##### DATA EXTRACT

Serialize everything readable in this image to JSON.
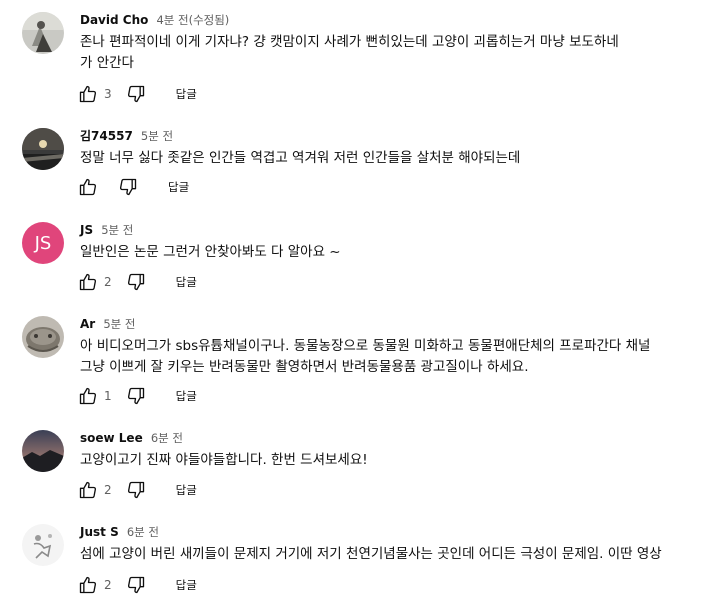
{
  "comments": [
    {
      "author": "David Cho",
      "time": "4분 전(수정됨)",
      "lines": [
        "존나 편파적이네 이게 기자냐? 걍 캣맘이지 사례가 뻔히있는데 고양이 괴롭히는거 마냥 보도하네",
        "가 안간다"
      ],
      "likes": "3",
      "reply": "답글"
    },
    {
      "author": "김74557",
      "time": "5분 전",
      "lines": [
        "정말 너무 싫다 좃같은 인간들 역겹고 역겨워 저런 인간들을 살처분 해야되는데"
      ],
      "likes": "",
      "reply": "답글"
    },
    {
      "author": "JS",
      "avatar_initials": "JS",
      "time": "5분 전",
      "lines": [
        "일반인은 논문 그런거 안찾아봐도 다 알아요 ~"
      ],
      "likes": "2",
      "reply": "답글"
    },
    {
      "author": "Ar",
      "time": "5분 전",
      "lines": [
        "아 비디오머그가 sbs유튭채널이구나. 동물농장으로 동물원 미화하고 동물편애단체의 프로파간다 채널",
        "그냥 이쁘게 잘 키우는 반려동물만 촬영하면서 반려동물용품 광고질이나 하세요."
      ],
      "likes": "1",
      "reply": "답글"
    },
    {
      "author": "soew Lee",
      "time": "6분 전",
      "lines": [
        "고양이고기 진짜 야들야들합니다. 한번 드셔보세요!"
      ],
      "likes": "2",
      "reply": "답글"
    },
    {
      "author": "Just S",
      "time": "6분 전",
      "lines": [
        "섬에 고양이 버린 새끼들이 문제지 거기에 저기 천연기념물사는 곳인데 어디든 극성이 문제임. 이딴 영상"
      ],
      "likes": "2",
      "reply": "답글"
    }
  ],
  "colors": {
    "js_avatar": "#e0457b",
    "secondary_text": "#606060"
  },
  "icons": {
    "like": "thumb-up-icon",
    "dislike": "thumb-down-icon"
  }
}
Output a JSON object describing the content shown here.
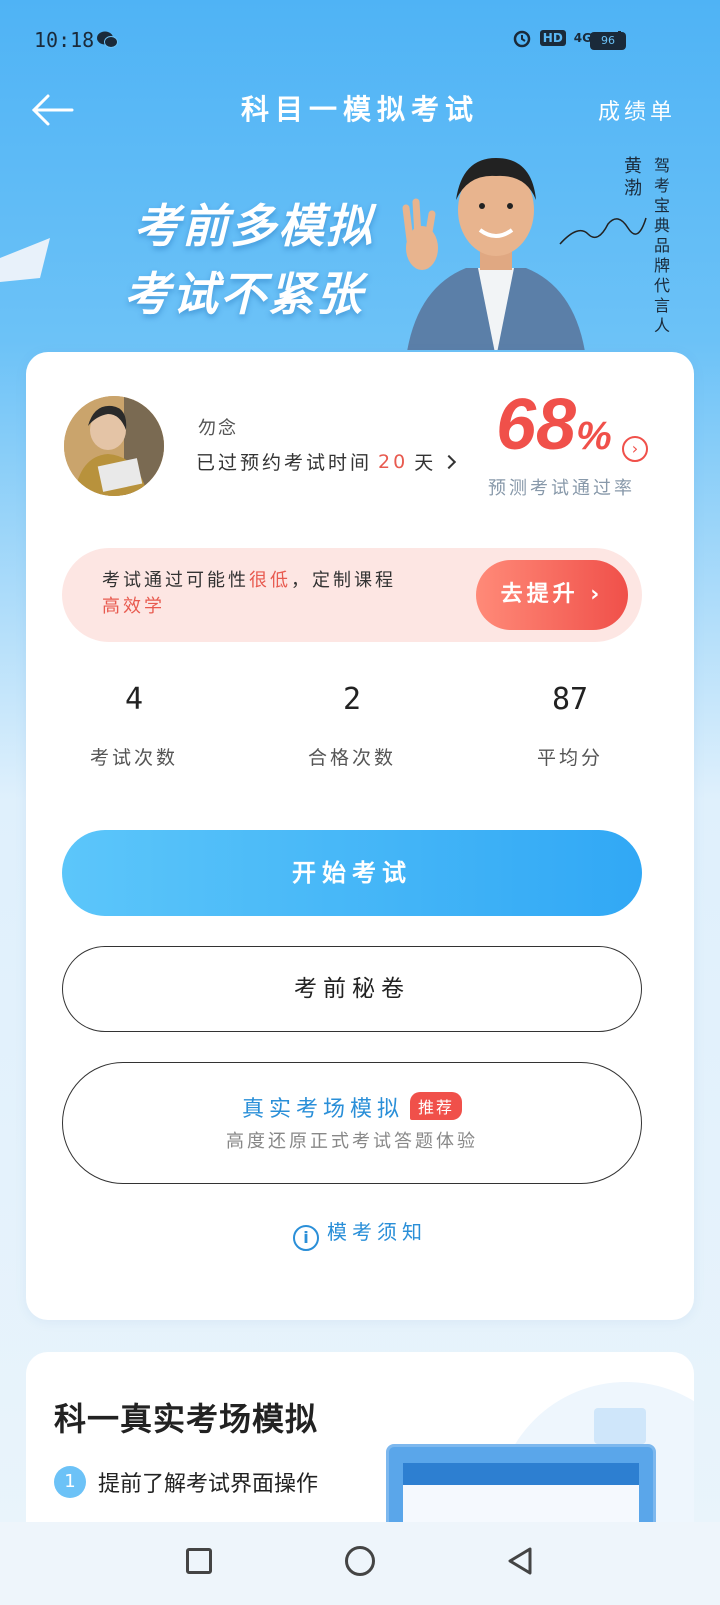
{
  "status_bar": {
    "time": "10:18",
    "hd": "HD",
    "network": "4G",
    "battery": "96"
  },
  "header": {
    "title": "科目一模拟考试",
    "report_link": "成绩单"
  },
  "banner": {
    "slogan_line1": "考前多模拟",
    "slogan_line2": "考试不紧张",
    "endorser_name": "黄渤",
    "endorser_desc": "驾考宝典品牌代言人"
  },
  "profile": {
    "name": "勿念",
    "exam_prefix": "已过预约考试时间",
    "days": "20",
    "days_unit": "天",
    "pass_rate_value": "68",
    "pass_rate_unit": "%",
    "pass_rate_label": "预测考试通过率"
  },
  "promo": {
    "text_prefix": "考试通过可能性",
    "text_highlight": "很低",
    "text_suffix": "，定制课程",
    "text_line2": "高效学",
    "button_label": "去提升"
  },
  "stats": [
    {
      "value": "4",
      "label": "考试次数"
    },
    {
      "value": "2",
      "label": "合格次数"
    },
    {
      "value": "87",
      "label": "平均分"
    }
  ],
  "actions": {
    "start_exam": "开始考试",
    "secret_paper": "考前秘卷",
    "real_sim_title": "真实考场模拟",
    "real_sim_badge": "推荐",
    "real_sim_subtitle": "高度还原正式考试答题体验",
    "notice": "模考须知"
  },
  "sim_section": {
    "title": "科一真实考场模拟",
    "items": [
      {
        "num": "1",
        "text": "提前了解考试界面操作"
      }
    ]
  },
  "colors": {
    "accent_blue": "#31a8f5",
    "accent_red": "#f0504a",
    "promo_bg": "#fde6e3"
  }
}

##########

Copy each line in full and exactly, omitting any picture.

Serialize everything readable in this image to JSON.
{
  "comments": [
    {
      "author": "David Cho",
      "time": "4분 전(수정됨)",
      "lines": [
        "존나 편파적이네 이게 기자냐? 걍 캣맘이지 사례가 뻔히있는데 고양이 괴롭히는거 마냥 보도하네",
        "가 안간다"
      ],
      "likes": "3",
      "reply": "답글"
    },
    {
      "author": "김74557",
      "time": "5분 전",
      "lines": [
        "정말 너무 싫다 좃같은 인간들 역겹고 역겨워 저런 인간들을 살처분 해야되는데"
      ],
      "likes": "",
      "reply": "답글"
    },
    {
      "author": "JS",
      "avatar_initials": "JS",
      "time": "5분 전",
      "lines": [
        "일반인은 논문 그런거 안찾아봐도 다 알아요 ~"
      ],
      "likes": "2",
      "reply": "답글"
    },
    {
      "author": "Ar",
      "time": "5분 전",
      "lines": [
        "아 비디오머그가 sbs유튭채널이구나. 동물농장으로 동물원 미화하고 동물편애단체의 프로파간다 채널",
        "그냥 이쁘게 잘 키우는 반려동물만 촬영하면서 반려동물용품 광고질이나 하세요."
      ],
      "likes": "1",
      "reply": "답글"
    },
    {
      "author": "soew Lee",
      "time": "6분 전",
      "lines": [
        "고양이고기 진짜 야들야들합니다. 한번 드셔보세요!"
      ],
      "likes": "2",
      "reply": "답글"
    },
    {
      "author": "Just S",
      "time": "6분 전",
      "lines": [
        "섬에 고양이 버린 새끼들이 문제지 거기에 저기 천연기념물사는 곳인데 어디든 극성이 문제임. 이딴 영상"
      ],
      "likes": "2",
      "reply": "답글"
    }
  ],
  "colors": {
    "js_avatar": "#e0457b",
    "secondary_text": "#606060"
  },
  "icons": {
    "like": "thumb-up-icon",
    "dislike": "thumb-down-icon"
  }
}
Output a JSON object describing the content shown here.
{
  "status_bar": {
    "time": "10:18",
    "hd": "HD",
    "network": "4G",
    "battery": "96"
  },
  "header": {
    "title": "科目一模拟考试",
    "report_link": "成绩单"
  },
  "banner": {
    "slogan_line1": "考前多模拟",
    "slogan_line2": "考试不紧张",
    "endorser_name": "黄渤",
    "endorser_desc": "驾考宝典品牌代言人"
  },
  "profile": {
    "name": "勿念",
    "exam_prefix": "已过预约考试时间",
    "days": "20",
    "days_unit": "天",
    "pass_rate_value": "68",
    "pass_rate_unit": "%",
    "pass_rate_label": "预测考试通过率"
  },
  "promo": {
    "text_prefix": "考试通过可能性",
    "text_highlight": "很低",
    "text_suffix": "，定制课程",
    "text_line2": "高效学",
    "button_label": "去提升"
  },
  "stats": [
    {
      "value": "4",
      "label": "考试次数"
    },
    {
      "value": "2",
      "label": "合格次数"
    },
    {
      "value": "87",
      "label": "平均分"
    }
  ],
  "actions": {
    "start_exam": "开始考试",
    "secret_paper": "考前秘卷",
    "real_sim_title": "真实考场模拟",
    "real_sim_badge": "推荐",
    "real_sim_subtitle": "高度还原正式考试答题体验",
    "notice": "模考须知"
  },
  "sim_section": {
    "title": "科一真实考场模拟",
    "items": [
      {
        "num": "1",
        "text": "提前了解考试界面操作"
      }
    ]
  },
  "colors": {
    "accent_blue": "#31a8f5",
    "accent_red": "#f0504a",
    "promo_bg": "#fde6e3"
  }
}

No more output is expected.